---------- PROVIDED DATA

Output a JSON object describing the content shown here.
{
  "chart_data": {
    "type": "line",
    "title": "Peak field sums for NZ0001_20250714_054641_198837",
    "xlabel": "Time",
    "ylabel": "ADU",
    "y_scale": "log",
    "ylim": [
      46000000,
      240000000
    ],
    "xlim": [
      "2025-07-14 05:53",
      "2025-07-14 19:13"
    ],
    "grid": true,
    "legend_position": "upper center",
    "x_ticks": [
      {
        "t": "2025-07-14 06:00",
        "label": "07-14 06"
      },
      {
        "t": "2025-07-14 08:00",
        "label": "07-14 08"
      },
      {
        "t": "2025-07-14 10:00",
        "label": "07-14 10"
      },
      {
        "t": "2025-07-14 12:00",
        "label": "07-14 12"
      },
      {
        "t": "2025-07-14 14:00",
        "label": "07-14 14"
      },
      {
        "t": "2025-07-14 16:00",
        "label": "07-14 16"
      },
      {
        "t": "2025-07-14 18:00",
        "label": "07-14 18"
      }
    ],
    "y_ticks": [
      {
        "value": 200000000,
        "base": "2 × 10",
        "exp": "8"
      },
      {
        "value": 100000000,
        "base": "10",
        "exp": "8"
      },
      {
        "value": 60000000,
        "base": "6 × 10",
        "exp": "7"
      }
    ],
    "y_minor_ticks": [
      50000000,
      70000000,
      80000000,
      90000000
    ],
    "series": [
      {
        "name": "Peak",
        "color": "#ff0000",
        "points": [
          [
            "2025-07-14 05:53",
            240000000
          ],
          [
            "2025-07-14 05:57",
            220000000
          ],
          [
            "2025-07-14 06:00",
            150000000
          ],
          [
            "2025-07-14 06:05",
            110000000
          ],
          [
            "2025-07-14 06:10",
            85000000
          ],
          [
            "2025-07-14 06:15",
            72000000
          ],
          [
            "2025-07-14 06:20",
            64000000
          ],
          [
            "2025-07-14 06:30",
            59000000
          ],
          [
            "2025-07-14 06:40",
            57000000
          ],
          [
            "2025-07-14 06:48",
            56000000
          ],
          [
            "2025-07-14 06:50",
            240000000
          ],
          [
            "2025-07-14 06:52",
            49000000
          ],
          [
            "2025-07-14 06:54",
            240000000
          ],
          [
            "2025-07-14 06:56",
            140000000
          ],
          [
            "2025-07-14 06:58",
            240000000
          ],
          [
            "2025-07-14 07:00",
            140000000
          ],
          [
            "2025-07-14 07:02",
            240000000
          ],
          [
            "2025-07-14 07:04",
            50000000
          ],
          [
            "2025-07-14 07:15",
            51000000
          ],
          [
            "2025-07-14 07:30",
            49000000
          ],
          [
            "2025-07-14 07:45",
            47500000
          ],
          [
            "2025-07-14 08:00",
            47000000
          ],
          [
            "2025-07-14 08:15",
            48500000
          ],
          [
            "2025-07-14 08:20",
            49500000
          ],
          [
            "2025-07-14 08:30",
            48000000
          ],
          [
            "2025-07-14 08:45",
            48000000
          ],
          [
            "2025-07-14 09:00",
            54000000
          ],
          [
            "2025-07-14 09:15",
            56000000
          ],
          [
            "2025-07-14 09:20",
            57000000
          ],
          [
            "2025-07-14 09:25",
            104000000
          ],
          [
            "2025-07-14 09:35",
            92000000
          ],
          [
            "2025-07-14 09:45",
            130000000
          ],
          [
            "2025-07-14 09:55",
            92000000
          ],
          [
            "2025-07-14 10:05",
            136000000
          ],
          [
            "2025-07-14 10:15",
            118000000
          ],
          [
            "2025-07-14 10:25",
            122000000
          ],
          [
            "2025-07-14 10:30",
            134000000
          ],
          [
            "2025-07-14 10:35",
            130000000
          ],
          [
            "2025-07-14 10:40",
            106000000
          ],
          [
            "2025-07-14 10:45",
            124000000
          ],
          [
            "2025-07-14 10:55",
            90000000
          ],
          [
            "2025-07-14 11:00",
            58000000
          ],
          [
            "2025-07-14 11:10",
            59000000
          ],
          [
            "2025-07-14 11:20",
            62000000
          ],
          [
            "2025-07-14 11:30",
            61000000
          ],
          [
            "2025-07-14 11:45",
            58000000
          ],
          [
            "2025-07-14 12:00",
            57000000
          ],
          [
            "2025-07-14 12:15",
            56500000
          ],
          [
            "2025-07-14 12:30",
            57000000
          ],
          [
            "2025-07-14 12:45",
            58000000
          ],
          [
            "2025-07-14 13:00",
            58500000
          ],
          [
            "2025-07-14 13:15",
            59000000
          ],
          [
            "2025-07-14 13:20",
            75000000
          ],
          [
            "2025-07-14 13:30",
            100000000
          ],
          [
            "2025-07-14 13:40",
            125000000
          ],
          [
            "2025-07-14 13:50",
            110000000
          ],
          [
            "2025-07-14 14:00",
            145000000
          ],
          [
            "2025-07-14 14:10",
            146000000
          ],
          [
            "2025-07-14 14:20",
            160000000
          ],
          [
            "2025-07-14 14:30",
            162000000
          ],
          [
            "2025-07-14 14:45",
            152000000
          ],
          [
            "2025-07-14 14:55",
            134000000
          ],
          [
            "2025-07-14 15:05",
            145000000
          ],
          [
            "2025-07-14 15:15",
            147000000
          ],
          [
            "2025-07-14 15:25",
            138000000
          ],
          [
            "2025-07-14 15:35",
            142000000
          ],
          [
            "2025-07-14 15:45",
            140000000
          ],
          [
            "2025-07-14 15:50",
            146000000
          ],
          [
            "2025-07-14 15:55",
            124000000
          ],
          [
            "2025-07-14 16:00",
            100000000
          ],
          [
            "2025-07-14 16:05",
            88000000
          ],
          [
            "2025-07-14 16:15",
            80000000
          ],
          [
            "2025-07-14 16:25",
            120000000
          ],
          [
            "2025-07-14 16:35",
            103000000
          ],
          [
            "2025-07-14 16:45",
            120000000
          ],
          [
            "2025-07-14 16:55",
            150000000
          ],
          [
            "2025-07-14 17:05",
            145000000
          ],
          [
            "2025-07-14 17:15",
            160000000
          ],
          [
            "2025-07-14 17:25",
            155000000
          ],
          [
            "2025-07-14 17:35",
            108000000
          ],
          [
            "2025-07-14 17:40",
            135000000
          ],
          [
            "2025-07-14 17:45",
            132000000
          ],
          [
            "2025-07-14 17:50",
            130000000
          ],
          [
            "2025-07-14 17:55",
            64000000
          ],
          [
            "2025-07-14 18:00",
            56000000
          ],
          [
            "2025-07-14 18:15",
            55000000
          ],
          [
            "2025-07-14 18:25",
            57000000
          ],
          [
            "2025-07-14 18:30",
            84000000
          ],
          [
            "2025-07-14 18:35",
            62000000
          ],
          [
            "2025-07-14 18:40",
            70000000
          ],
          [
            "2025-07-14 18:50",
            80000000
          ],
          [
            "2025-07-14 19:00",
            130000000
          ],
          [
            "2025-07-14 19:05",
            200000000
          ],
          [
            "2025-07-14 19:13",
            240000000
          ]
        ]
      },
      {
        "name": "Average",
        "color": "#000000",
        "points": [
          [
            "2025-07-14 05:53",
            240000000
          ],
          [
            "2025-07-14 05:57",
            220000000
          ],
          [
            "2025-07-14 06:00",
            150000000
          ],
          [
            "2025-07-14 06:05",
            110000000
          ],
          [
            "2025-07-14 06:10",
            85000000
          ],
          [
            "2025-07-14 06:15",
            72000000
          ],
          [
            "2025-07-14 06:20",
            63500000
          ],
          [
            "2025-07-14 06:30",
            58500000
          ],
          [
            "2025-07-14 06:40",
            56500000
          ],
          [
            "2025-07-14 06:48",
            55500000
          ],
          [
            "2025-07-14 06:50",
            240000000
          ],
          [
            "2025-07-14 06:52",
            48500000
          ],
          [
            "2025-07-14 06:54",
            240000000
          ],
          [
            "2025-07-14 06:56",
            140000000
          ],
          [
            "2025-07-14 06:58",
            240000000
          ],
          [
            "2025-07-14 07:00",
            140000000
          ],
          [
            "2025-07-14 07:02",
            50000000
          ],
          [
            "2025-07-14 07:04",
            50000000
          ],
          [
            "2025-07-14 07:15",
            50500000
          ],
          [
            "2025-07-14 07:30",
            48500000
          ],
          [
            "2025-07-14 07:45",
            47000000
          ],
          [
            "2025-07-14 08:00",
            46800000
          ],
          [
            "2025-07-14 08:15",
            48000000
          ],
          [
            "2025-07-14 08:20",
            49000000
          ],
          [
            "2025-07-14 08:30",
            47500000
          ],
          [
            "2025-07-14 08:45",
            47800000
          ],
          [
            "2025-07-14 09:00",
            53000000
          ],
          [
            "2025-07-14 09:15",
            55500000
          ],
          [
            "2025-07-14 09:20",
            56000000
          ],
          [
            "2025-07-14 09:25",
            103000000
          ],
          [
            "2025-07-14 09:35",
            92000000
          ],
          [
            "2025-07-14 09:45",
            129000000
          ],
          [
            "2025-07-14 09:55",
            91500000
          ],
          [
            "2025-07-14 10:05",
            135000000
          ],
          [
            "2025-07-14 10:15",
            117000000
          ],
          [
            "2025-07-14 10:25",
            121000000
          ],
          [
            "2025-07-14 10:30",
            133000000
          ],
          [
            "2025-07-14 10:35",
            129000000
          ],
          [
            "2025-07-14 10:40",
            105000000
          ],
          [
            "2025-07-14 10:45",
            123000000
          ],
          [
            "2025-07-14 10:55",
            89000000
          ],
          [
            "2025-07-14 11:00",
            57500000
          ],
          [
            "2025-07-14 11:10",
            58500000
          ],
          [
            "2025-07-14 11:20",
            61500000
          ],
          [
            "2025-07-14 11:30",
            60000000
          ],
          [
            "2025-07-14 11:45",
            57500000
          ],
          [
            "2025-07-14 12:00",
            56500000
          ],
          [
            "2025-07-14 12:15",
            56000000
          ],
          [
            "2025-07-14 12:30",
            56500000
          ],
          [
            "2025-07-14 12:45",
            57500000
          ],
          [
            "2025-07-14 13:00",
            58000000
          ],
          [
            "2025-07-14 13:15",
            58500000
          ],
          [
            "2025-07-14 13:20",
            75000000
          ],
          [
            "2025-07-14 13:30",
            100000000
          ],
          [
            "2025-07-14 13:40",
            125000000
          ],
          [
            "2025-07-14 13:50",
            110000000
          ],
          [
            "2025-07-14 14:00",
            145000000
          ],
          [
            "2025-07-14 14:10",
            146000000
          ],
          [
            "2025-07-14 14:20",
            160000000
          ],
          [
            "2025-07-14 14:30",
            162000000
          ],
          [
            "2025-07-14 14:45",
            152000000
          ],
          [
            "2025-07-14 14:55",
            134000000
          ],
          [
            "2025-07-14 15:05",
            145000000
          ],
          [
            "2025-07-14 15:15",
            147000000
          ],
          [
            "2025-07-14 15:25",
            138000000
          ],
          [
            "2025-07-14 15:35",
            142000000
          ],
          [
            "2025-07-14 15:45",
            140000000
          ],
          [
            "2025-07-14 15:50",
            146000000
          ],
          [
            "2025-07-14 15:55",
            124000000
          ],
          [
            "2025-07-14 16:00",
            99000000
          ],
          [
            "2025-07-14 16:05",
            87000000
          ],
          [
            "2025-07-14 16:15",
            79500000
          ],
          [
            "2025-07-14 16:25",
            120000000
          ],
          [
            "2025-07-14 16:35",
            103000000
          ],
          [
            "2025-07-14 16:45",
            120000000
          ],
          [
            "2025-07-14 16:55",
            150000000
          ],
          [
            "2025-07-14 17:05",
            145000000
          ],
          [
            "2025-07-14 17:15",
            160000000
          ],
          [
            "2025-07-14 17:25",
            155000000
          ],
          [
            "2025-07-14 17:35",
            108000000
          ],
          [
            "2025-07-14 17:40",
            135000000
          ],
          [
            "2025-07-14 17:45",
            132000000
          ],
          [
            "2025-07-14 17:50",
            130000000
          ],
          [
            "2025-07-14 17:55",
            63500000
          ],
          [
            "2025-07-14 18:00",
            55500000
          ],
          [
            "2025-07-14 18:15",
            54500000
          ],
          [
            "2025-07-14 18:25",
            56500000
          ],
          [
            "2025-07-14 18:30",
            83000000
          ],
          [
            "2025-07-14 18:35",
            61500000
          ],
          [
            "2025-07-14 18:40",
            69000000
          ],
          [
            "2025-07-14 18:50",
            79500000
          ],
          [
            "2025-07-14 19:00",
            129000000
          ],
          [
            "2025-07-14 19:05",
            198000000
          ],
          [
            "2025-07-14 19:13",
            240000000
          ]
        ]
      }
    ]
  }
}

--------------------

■ THE REQUEST ■
Copy out every line of the data that includes "Peak".

■ ANSWER TO THIS TASK ■
    "title": "Peak field sums for NZ0001_20250714_054641_198837",
        "name": "Peak",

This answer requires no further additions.